— BEGIN Extracted information —

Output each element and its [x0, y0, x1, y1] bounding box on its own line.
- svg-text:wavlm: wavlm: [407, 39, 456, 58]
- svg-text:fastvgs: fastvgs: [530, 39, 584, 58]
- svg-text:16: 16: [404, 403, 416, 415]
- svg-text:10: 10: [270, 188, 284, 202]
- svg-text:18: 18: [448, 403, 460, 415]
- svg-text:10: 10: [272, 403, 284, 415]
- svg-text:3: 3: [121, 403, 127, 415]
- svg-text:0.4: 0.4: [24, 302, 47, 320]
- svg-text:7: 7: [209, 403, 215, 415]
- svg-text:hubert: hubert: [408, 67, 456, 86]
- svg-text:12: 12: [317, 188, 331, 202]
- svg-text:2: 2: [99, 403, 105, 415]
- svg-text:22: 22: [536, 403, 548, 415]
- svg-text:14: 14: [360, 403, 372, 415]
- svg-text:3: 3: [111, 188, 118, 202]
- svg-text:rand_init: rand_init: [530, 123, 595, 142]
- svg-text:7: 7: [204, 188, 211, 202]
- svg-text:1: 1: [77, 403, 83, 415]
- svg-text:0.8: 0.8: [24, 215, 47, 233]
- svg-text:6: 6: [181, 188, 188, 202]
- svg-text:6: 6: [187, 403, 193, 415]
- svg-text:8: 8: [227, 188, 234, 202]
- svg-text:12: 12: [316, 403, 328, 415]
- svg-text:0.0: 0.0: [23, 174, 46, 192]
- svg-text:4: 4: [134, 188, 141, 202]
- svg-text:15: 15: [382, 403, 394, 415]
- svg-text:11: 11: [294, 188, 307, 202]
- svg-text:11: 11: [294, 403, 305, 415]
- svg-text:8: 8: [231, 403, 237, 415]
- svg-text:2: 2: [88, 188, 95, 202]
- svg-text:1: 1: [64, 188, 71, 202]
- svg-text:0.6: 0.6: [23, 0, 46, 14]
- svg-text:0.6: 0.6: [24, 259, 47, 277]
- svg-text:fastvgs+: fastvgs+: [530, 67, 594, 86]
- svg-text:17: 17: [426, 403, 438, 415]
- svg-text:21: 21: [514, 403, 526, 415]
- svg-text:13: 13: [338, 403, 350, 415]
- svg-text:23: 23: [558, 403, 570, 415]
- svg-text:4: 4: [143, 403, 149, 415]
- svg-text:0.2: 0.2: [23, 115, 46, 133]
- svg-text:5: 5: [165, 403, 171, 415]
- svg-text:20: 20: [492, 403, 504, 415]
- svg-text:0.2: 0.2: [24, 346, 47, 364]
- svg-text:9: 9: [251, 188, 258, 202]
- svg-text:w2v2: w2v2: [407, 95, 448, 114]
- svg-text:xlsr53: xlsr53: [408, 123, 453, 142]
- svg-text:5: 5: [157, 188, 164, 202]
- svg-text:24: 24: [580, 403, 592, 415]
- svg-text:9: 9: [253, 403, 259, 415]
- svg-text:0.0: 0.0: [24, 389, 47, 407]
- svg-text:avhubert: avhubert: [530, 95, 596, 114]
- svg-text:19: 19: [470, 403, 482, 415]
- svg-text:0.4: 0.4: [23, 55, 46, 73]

— END Extracted information —

**Aim**
Change every "rand_init" in the records above to "random_init" and keep all other lines and values the same.

**Response to the exercise**
Output each element and its [x0, y0, x1, y1] bounding box on its own line.
- svg-text:wavlm: wavlm: [407, 39, 456, 58]
- svg-text:fastvgs: fastvgs: [530, 39, 584, 58]
- svg-text:16: 16: [404, 403, 416, 415]
- svg-text:10: 10: [270, 188, 284, 202]
- svg-text:18: 18: [448, 403, 460, 415]
- svg-text:10: 10: [272, 403, 284, 415]
- svg-text:3: 3: [121, 403, 127, 415]
- svg-text:0.4: 0.4: [24, 302, 47, 320]
- svg-text:7: 7: [209, 403, 215, 415]
- svg-text:hubert: hubert: [408, 67, 456, 86]
- svg-text:12: 12: [317, 188, 331, 202]
- svg-text:2: 2: [99, 403, 105, 415]
- svg-text:22: 22: [536, 403, 548, 415]
- svg-text:14: 14: [360, 403, 372, 415]
- svg-text:3: 3: [111, 188, 118, 202]
- svg-text:random_init: random_init: [530, 123, 595, 142]
- svg-text:7: 7: [204, 188, 211, 202]
- svg-text:1: 1: [77, 403, 83, 415]
- svg-text:0.8: 0.8: [24, 215, 47, 233]
- svg-text:6: 6: [181, 188, 188, 202]
- svg-text:6: 6: [187, 403, 193, 415]
- svg-text:8: 8: [227, 188, 234, 202]
- svg-text:12: 12: [316, 403, 328, 415]
- svg-text:0.0: 0.0: [23, 174, 46, 192]
- svg-text:4: 4: [134, 188, 141, 202]
- svg-text:15: 15: [382, 403, 394, 415]
- svg-text:11: 11: [294, 188, 307, 202]
- svg-text:11: 11: [294, 403, 305, 415]
- svg-text:8: 8: [231, 403, 237, 415]
- svg-text:2: 2: [88, 188, 95, 202]
- svg-text:1: 1: [64, 188, 71, 202]
- svg-text:0.6: 0.6: [23, 0, 46, 14]
- svg-text:0.6: 0.6: [24, 259, 47, 277]
- svg-text:fastvgs+: fastvgs+: [530, 67, 594, 86]
- svg-text:17: 17: [426, 403, 438, 415]
- svg-text:21: 21: [514, 403, 526, 415]
- svg-text:13: 13: [338, 403, 350, 415]
- svg-text:23: 23: [558, 403, 570, 415]
- svg-text:4: 4: [143, 403, 149, 415]
- svg-text:0.2: 0.2: [23, 115, 46, 133]
- svg-text:5: 5: [165, 403, 171, 415]
- svg-text:20: 20: [492, 403, 504, 415]
- svg-text:0.2: 0.2: [24, 346, 47, 364]
- svg-text:9: 9: [251, 188, 258, 202]
- svg-text:w2v2: w2v2: [407, 95, 448, 114]
- svg-text:xlsr53: xlsr53: [408, 123, 453, 142]
- svg-text:5: 5: [157, 188, 164, 202]
- svg-text:24: 24: [580, 403, 592, 415]
- svg-text:9: 9: [253, 403, 259, 415]
- svg-text:0.0: 0.0: [24, 389, 47, 407]
- svg-text:avhubert: avhubert: [530, 95, 596, 114]
- svg-text:19: 19: [470, 403, 482, 415]
- svg-text:0.4: 0.4: [23, 55, 46, 73]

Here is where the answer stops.